-- Document segment --
I just learned about Georges Perec‘s 2005 novel A Void (translated
from the French by Gilbert Adair): As the New Yorker explains:
“Here is a true tour de force: a novel without
a single letter E. The translator’s dazzling re-creation
of the French original conveys the author’s near magical
cleverness while preserving an underlying seriousness
that makes this book much more than a curiosity.”
A Void‘s publisher says:
A Void is a metaphysical whodunit …. It is also an out-
rageous verbal stunt: a 300-page novel that never once
employs the letter E. Adair’s translation, too, is astounding;
Time called it “a daunting triumph of will pushing its way
through imposing roadblocks to a magical country, an
absurdist nirvana of humor, pathos, and loss.”
Not only has Perec saved a lot of e’s for us to send to Robert Soble’s
Flickr trendoids, he has also inspired me to attempt this game on
a very micrio scale — with my own haiku. I quickly learned how
difficult eschewing that vowel can be.

Region annotation records:
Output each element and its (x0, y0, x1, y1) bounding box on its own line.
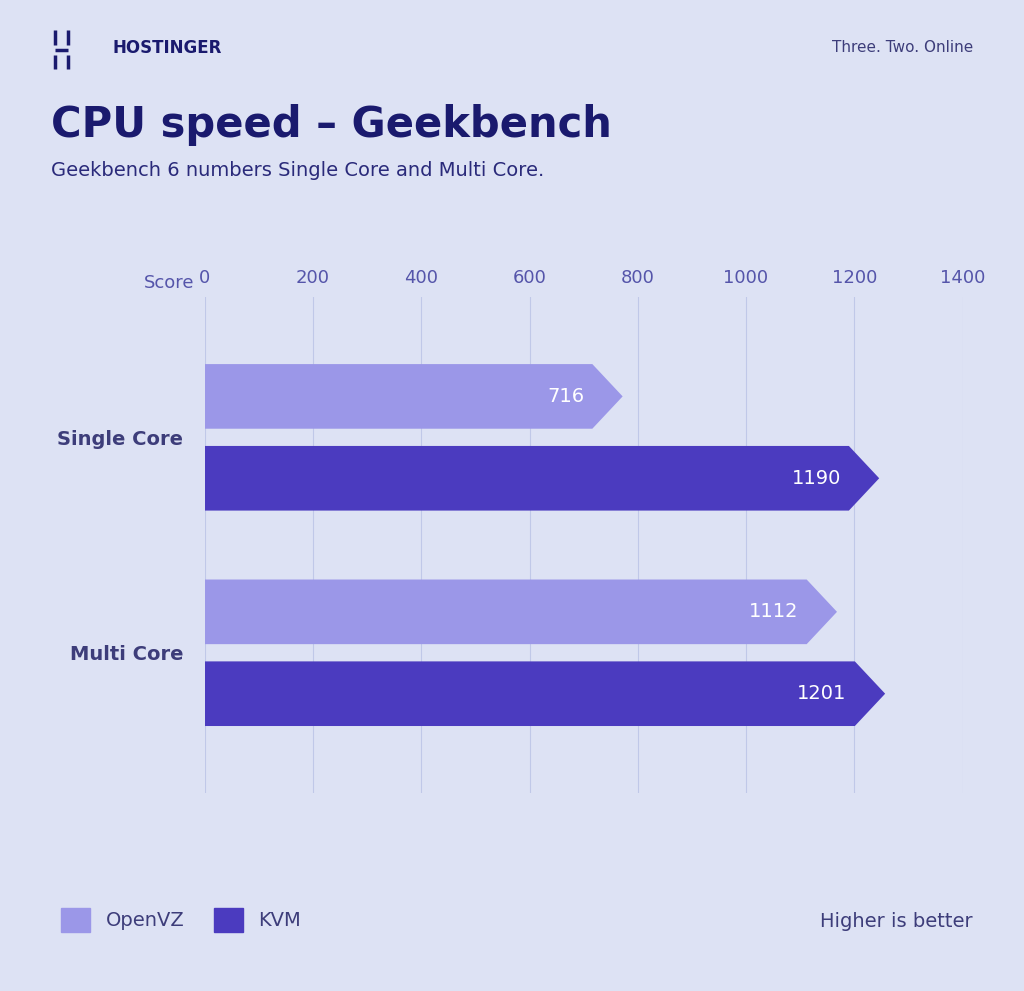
Polygon shape (205, 661, 885, 726)
Text: Three. Two. Online: Three. Two. Online (831, 40, 973, 55)
Text: 1190: 1190 (792, 469, 841, 488)
Polygon shape (205, 364, 623, 429)
Text: HOSTINGER: HOSTINGER (113, 39, 222, 56)
Polygon shape (205, 580, 837, 644)
Legend: OpenVZ, KVM: OpenVZ, KVM (60, 908, 301, 932)
Text: 716: 716 (547, 386, 585, 406)
Text: 1112: 1112 (750, 603, 799, 621)
Text: Score: Score (144, 275, 195, 292)
Text: Higher is better: Higher is better (820, 912, 973, 932)
Polygon shape (205, 446, 880, 510)
Text: 1201: 1201 (798, 684, 847, 704)
Text: CPU speed – Geekbench: CPU speed – Geekbench (51, 104, 612, 146)
Text: Geekbench 6 numbers Single Core and Multi Core.: Geekbench 6 numbers Single Core and Mult… (51, 161, 545, 179)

-- Direction 1 --
In the blog post about A Void, who translated the novel from the French?
-- Direction 2 --
Repeat the passage of the blog post about A Void that begins at the words "Not only has" and stops after "vowel can be.".

-- Complete response 1 --
Gilbert Adair

-- Complete response 2 --
Not only has Perec saved a lot of e’s for us to send to Robert Soble’s
Flickr trendoids, he has also inspired me to attempt this game on
a very micrio scale — with my own haiku. I quickly learned how
difficult eschewing that vowel can be.